§ **AIM**
Your task is to locate every line holding the string "сельской" and to copy each of them.

§ **RECORDS FOR THIS EXERCISE**
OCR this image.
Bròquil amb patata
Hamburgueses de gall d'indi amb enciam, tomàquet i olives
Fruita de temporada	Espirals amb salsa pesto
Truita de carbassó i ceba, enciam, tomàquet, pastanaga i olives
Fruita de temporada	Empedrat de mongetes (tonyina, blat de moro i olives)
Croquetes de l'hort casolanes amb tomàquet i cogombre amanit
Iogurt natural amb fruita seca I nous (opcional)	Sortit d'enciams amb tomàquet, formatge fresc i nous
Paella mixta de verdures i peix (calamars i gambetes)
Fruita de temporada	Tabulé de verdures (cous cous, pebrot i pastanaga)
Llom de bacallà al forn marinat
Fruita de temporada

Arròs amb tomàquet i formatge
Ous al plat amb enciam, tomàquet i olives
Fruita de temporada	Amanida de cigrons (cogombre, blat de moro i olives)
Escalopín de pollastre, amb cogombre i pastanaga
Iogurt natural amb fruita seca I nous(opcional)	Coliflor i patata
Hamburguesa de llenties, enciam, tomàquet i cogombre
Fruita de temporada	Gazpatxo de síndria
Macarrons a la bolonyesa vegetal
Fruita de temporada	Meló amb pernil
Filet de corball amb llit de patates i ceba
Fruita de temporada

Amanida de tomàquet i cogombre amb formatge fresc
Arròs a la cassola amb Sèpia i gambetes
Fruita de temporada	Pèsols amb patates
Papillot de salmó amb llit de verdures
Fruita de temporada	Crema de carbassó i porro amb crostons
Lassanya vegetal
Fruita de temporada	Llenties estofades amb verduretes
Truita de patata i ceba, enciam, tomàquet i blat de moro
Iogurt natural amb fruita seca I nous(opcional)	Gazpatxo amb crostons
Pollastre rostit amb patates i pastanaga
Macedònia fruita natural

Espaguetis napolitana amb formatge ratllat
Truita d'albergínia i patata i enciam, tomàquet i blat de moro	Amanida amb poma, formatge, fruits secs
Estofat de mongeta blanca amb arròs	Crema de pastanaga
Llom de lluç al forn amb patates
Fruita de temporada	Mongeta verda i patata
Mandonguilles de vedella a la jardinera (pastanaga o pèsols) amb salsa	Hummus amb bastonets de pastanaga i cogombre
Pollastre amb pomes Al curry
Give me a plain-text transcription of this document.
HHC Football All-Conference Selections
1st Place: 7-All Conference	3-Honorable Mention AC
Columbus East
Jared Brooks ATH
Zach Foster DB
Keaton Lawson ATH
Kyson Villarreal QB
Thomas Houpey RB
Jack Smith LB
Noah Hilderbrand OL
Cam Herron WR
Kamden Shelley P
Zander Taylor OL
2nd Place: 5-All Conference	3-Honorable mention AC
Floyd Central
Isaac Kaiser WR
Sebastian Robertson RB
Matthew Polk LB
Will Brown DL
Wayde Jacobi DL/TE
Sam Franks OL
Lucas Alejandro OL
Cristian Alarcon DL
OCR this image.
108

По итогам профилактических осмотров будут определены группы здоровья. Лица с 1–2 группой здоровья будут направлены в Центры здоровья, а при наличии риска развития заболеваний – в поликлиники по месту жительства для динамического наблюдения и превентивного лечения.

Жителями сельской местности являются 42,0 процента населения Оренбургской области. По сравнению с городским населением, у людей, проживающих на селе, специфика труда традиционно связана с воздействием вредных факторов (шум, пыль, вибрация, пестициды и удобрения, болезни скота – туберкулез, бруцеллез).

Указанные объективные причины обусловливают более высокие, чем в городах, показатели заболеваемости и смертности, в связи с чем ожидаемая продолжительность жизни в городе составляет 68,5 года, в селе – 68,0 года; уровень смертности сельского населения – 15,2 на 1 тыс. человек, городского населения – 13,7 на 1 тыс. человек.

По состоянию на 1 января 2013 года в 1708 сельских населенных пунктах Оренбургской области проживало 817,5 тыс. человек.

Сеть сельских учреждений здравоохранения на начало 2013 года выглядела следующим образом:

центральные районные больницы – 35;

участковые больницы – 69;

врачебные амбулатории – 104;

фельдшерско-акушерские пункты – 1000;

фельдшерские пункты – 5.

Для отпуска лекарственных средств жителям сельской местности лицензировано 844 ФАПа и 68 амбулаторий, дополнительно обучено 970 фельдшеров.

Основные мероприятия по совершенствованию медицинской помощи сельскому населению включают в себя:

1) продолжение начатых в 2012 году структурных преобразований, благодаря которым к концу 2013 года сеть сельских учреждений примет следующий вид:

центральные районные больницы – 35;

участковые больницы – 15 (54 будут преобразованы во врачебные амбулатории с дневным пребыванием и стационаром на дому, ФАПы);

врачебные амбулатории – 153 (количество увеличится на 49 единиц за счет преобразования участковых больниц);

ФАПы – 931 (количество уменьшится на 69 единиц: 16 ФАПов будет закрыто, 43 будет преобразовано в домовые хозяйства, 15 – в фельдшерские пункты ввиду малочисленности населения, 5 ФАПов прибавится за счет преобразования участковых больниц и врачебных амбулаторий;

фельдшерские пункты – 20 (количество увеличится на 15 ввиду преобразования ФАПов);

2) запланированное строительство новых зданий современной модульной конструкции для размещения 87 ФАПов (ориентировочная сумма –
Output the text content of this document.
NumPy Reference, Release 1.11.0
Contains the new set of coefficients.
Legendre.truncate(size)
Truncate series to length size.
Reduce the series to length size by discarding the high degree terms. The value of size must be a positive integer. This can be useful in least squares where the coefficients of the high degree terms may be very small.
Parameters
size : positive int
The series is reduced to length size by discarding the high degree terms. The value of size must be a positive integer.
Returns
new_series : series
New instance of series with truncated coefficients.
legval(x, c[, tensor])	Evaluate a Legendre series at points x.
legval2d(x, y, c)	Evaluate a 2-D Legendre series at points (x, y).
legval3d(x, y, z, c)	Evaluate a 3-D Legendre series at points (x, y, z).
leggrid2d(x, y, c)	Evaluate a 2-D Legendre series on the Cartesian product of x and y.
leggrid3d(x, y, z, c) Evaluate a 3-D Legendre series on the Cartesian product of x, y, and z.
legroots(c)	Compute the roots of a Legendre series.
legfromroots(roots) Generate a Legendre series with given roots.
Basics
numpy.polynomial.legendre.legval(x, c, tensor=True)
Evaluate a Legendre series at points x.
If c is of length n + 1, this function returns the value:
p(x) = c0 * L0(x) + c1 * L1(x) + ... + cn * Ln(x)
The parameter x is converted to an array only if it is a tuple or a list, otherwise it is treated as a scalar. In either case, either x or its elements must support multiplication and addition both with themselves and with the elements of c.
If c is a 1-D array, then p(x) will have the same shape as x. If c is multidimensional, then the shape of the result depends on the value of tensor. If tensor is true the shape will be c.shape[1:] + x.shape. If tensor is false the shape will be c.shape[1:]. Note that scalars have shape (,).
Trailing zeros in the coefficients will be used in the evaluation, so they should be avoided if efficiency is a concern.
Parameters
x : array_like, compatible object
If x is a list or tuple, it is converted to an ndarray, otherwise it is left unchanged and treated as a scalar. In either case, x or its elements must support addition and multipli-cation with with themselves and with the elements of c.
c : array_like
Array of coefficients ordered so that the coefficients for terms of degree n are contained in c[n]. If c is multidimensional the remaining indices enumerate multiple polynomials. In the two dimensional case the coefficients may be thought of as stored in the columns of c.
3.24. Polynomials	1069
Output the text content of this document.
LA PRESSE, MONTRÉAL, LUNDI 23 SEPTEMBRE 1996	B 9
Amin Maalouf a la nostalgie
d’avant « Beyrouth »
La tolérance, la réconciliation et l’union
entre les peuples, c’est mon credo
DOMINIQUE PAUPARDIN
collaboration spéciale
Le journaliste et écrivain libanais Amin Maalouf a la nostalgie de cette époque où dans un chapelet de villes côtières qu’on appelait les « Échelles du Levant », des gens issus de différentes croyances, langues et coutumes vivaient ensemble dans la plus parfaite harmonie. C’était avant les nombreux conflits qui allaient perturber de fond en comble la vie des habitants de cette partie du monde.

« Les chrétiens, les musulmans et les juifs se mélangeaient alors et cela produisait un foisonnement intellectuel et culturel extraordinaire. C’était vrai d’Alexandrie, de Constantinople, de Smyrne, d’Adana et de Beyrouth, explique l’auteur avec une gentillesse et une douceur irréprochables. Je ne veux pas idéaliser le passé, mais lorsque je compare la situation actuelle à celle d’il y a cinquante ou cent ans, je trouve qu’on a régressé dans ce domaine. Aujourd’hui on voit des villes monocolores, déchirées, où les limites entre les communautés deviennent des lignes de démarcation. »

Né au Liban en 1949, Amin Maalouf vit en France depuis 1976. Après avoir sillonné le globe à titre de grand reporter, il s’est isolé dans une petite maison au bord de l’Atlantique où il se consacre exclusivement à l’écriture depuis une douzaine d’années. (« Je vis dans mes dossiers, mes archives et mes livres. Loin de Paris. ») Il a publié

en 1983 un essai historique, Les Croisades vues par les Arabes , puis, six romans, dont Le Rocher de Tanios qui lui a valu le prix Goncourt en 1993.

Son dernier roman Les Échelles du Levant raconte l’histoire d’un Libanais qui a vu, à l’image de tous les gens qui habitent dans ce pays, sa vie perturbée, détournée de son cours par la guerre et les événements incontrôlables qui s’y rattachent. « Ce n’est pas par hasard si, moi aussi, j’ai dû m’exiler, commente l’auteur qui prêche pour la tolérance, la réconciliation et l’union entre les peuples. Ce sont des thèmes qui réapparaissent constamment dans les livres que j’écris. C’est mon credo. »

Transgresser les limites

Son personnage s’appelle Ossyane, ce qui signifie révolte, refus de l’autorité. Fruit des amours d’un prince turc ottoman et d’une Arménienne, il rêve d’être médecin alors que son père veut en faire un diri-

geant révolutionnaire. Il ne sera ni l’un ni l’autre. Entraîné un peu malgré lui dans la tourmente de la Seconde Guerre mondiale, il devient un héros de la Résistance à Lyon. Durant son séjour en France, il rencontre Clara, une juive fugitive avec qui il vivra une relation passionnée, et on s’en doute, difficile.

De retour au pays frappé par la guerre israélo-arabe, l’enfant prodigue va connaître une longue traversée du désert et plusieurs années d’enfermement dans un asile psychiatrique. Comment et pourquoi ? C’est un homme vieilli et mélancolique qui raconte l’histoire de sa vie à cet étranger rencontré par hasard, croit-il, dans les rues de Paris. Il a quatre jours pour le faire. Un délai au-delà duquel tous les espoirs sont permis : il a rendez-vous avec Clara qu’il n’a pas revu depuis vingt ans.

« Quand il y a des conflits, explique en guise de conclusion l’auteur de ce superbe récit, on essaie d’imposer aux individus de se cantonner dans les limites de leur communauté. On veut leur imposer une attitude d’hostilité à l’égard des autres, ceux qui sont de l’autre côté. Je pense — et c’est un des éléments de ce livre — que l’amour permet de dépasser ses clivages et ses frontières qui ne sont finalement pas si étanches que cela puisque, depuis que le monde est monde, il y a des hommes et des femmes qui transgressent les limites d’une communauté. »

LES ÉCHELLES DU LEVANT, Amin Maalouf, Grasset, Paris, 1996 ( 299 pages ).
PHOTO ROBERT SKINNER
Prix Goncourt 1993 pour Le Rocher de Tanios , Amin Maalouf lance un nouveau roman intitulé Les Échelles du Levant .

§ **CORRECT RESPONSE**
Жителями сельской местности являются 42,0 процента населения Оренбургской области. По сравнению с городским населением, у людей, проживающих на селе, специфика труда традиционно связана с воздействием вредных факторов (шум, пыль, вибрация, пестициды и удобрения, болезни скота – туберкулез, бруцеллез).
Для отпуска лекарственных средств жителям сельской местности лицензировано 844 ФАПа и 68 амбулаторий, дополнительно обучено 970 фельдшеров.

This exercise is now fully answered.